Pull every "JSON" line out of the data below.

[START OF PROVIDED ENTRIES]

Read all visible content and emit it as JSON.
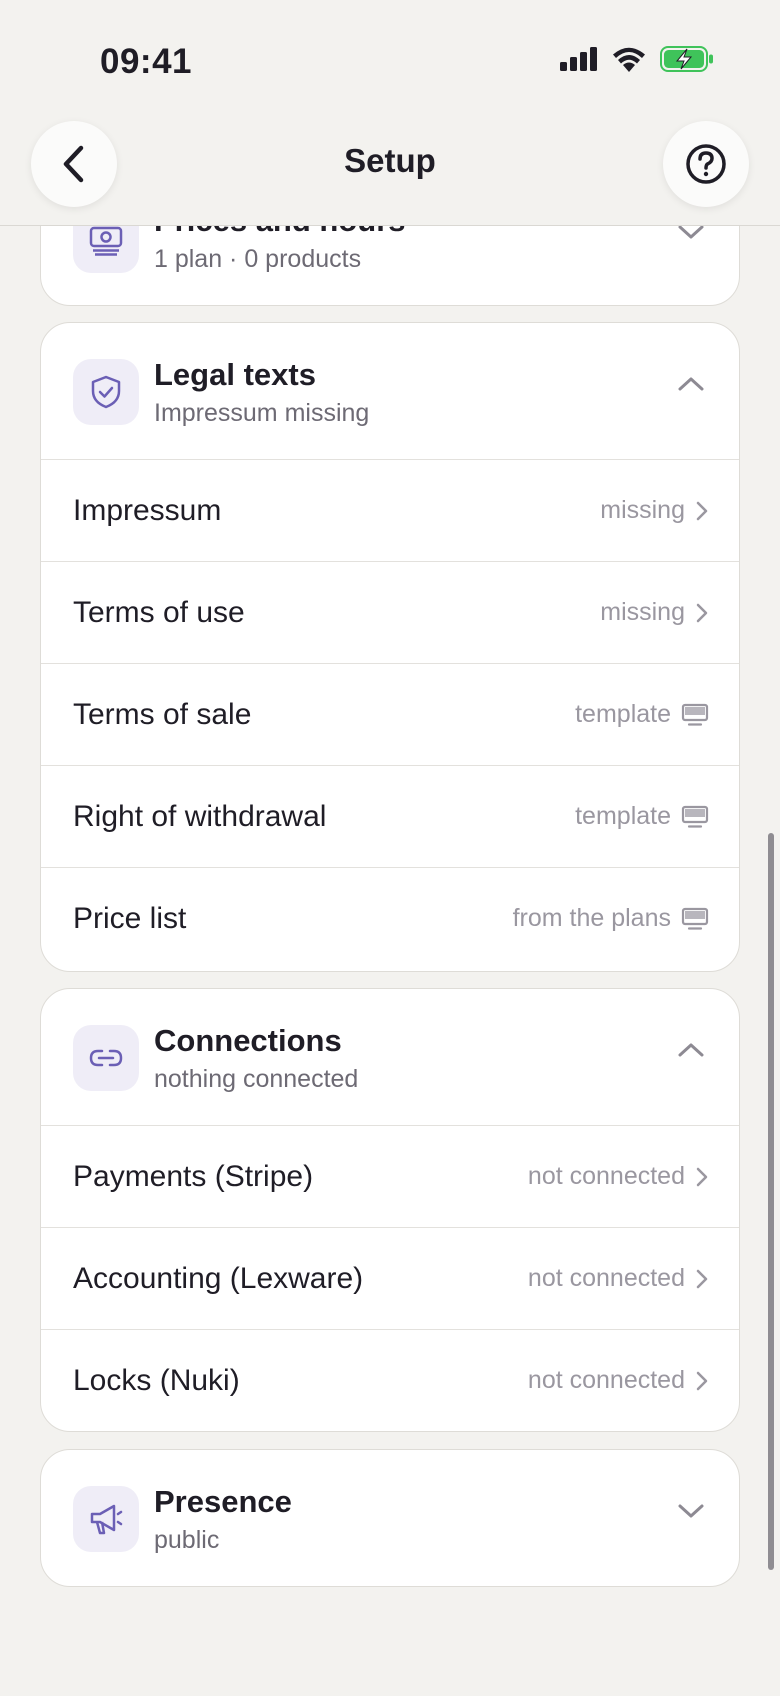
{
  "status_bar": {
    "time": "09:41"
  },
  "header": {
    "title": "Setup"
  },
  "prices_card": {
    "title": "Prices and hours",
    "subtitle": "1 plan · 0 products"
  },
  "legal_card": {
    "title": "Legal texts",
    "subtitle": "Impressum missing",
    "rows": [
      {
        "label": "Impressum",
        "status": "missing",
        "icon": "chevron-right-icon"
      },
      {
        "label": "Terms of use",
        "status": "missing",
        "icon": "chevron-right-icon"
      },
      {
        "label": "Terms of sale",
        "status": "template",
        "icon": "monitor-icon"
      },
      {
        "label": "Right of withdrawal",
        "status": "template",
        "icon": "monitor-icon"
      },
      {
        "label": "Price list",
        "status": "from the plans",
        "icon": "monitor-icon"
      }
    ]
  },
  "connections_card": {
    "title": "Connections",
    "subtitle": "nothing connected",
    "rows": [
      {
        "label": "Payments (Stripe)",
        "status": "not connected",
        "icon": "chevron-right-icon"
      },
      {
        "label": "Accounting (Lexware)",
        "status": "not connected",
        "icon": "chevron-right-icon"
      },
      {
        "label": "Locks (Nuki)",
        "status": "not connected",
        "icon": "chevron-right-icon"
      }
    ]
  },
  "presence_card": {
    "title": "Presence",
    "subtitle": "public"
  },
  "colors": {
    "accent": "#6b5fb5",
    "tile_bg": "#efedf7",
    "background": "#f3f2ef",
    "battery": "#3fc35a"
  }
}
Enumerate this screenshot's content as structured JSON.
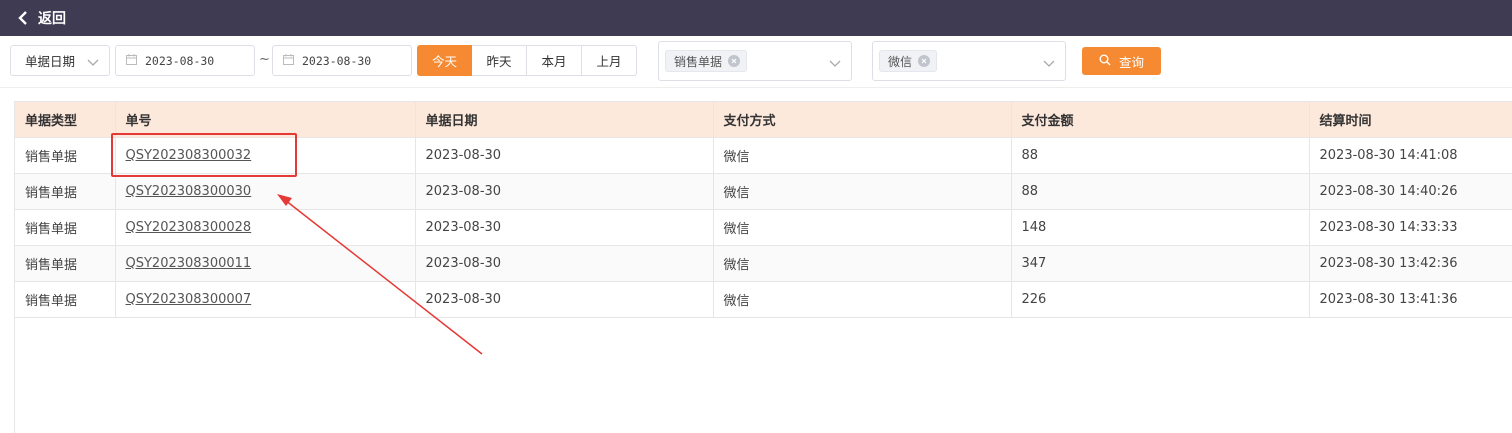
{
  "topbar": {
    "back_label": "返回"
  },
  "filters": {
    "date_type": "单据日期",
    "start_date": "2023-08-30",
    "end_date": "2023-08-30",
    "range_separator": "~",
    "quick": [
      "今天",
      "昨天",
      "本月",
      "上月"
    ],
    "doc_type_tag": "销售单据",
    "pay_tag": "微信",
    "query_label": "查询"
  },
  "table": {
    "columns": [
      "单据类型",
      "单号",
      "单据日期",
      "支付方式",
      "支付金额",
      "结算时间"
    ],
    "rows": [
      [
        "销售单据",
        "QSY202308300032",
        "2023-08-30",
        "微信",
        "88",
        "2023-08-30 14:41:08"
      ],
      [
        "销售单据",
        "QSY202308300030",
        "2023-08-30",
        "微信",
        "88",
        "2023-08-30 14:40:26"
      ],
      [
        "销售单据",
        "QSY202308300028",
        "2023-08-30",
        "微信",
        "148",
        "2023-08-30 14:33:33"
      ],
      [
        "销售单据",
        "QSY202308300011",
        "2023-08-30",
        "微信",
        "347",
        "2023-08-30 13:42:36"
      ],
      [
        "销售单据",
        "QSY202308300007",
        "2023-08-30",
        "微信",
        "226",
        "2023-08-30 13:41:36"
      ]
    ]
  },
  "colors": {
    "accent": "#f58a33",
    "topbar": "#3f3b52",
    "header_bg": "#fde9dc",
    "annotation": "#e53935"
  }
}
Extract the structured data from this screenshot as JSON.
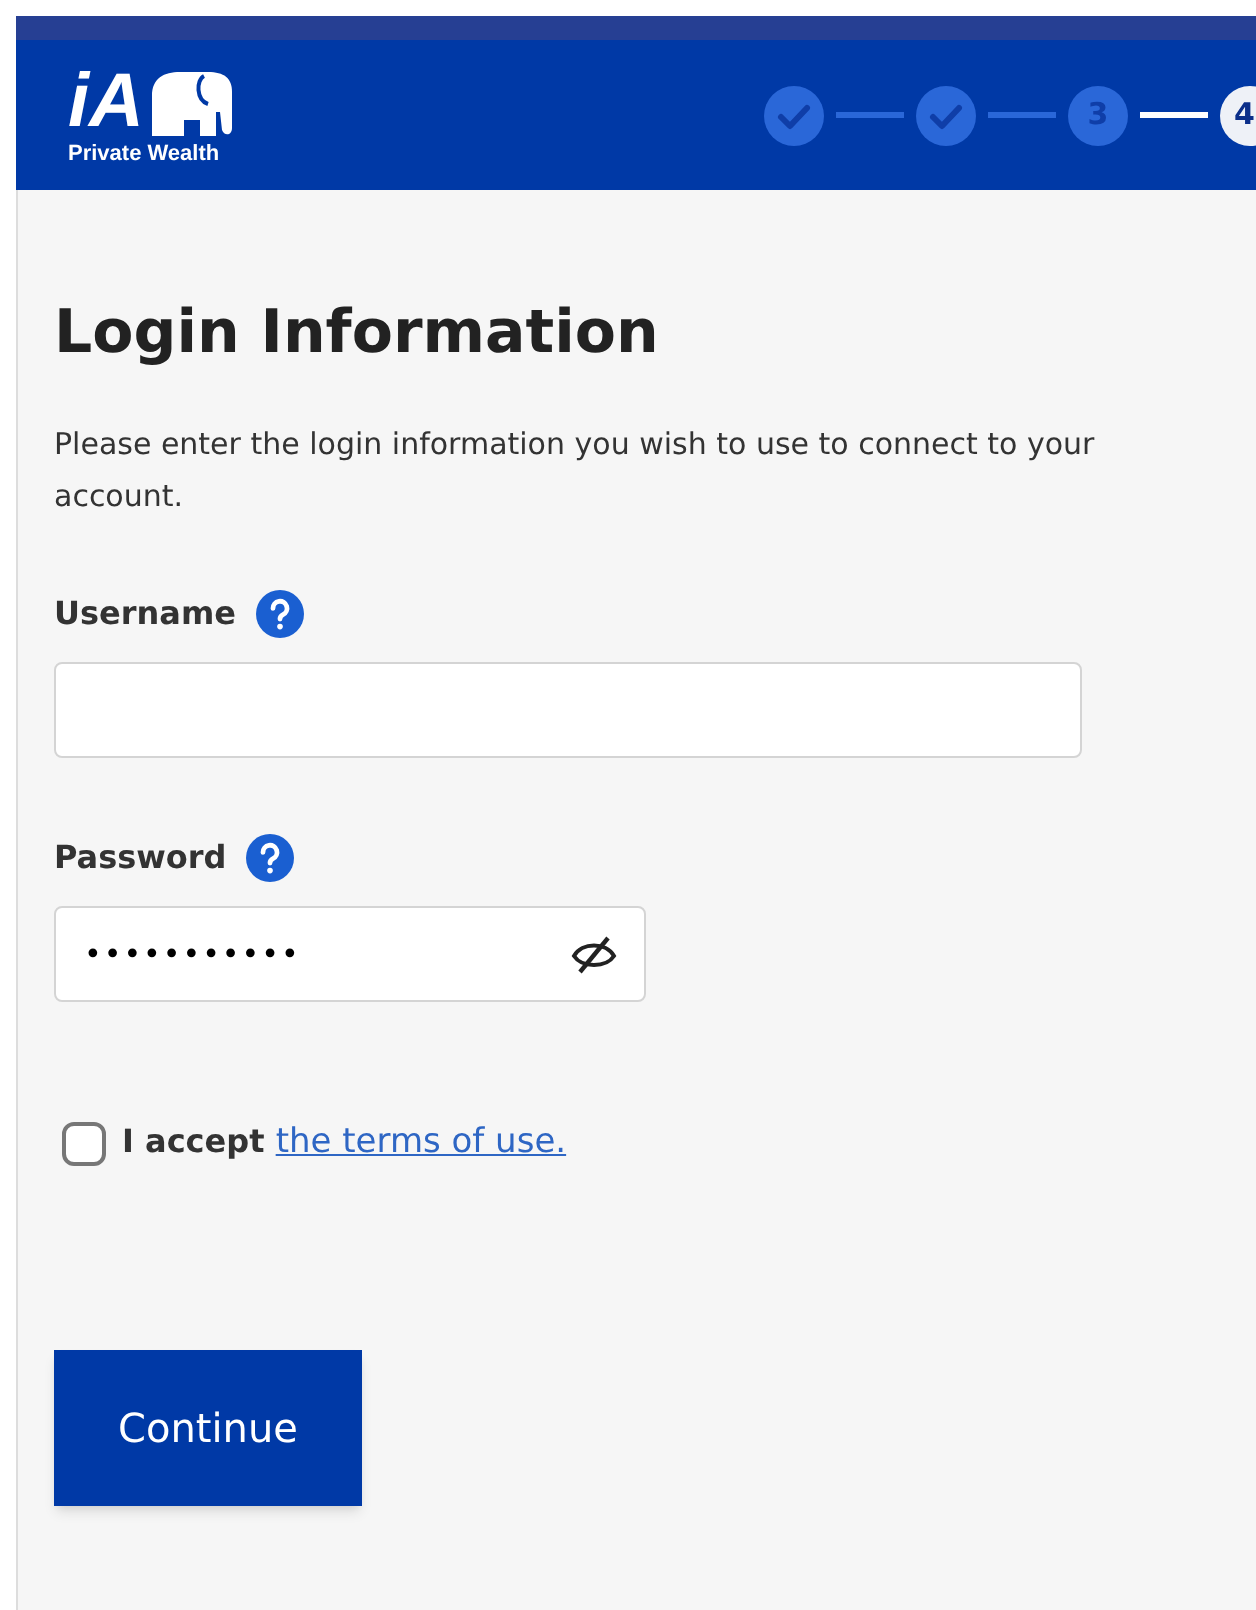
{
  "header": {
    "brand": "iA",
    "tagline": "Private Wealth",
    "steps": [
      {
        "completed": true,
        "selected": false
      },
      {
        "completed": true,
        "selected": false
      },
      {
        "completed": false,
        "selected": false,
        "label": "3"
      },
      {
        "completed": false,
        "selected": true,
        "label": "4"
      }
    ]
  },
  "title": "Login Information",
  "intro": "Please enter the login information you wish to use to connect to your account.",
  "fields": [
    {
      "label": "Username",
      "kind": "text"
    },
    {
      "label": "Password",
      "kind": "password",
      "value": "•••••••••••"
    }
  ],
  "terms": {
    "checked": false,
    "text": "I accept",
    "link": "the terms of use."
  },
  "button": "Continue"
}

[END OF PROVIDED ENTRIES]

FULL RESPONSE:
Read all visible content and emit it as JSON.
Enumerate this screenshot's content as structured JSON.
Extract the structured data from this screenshot as JSON.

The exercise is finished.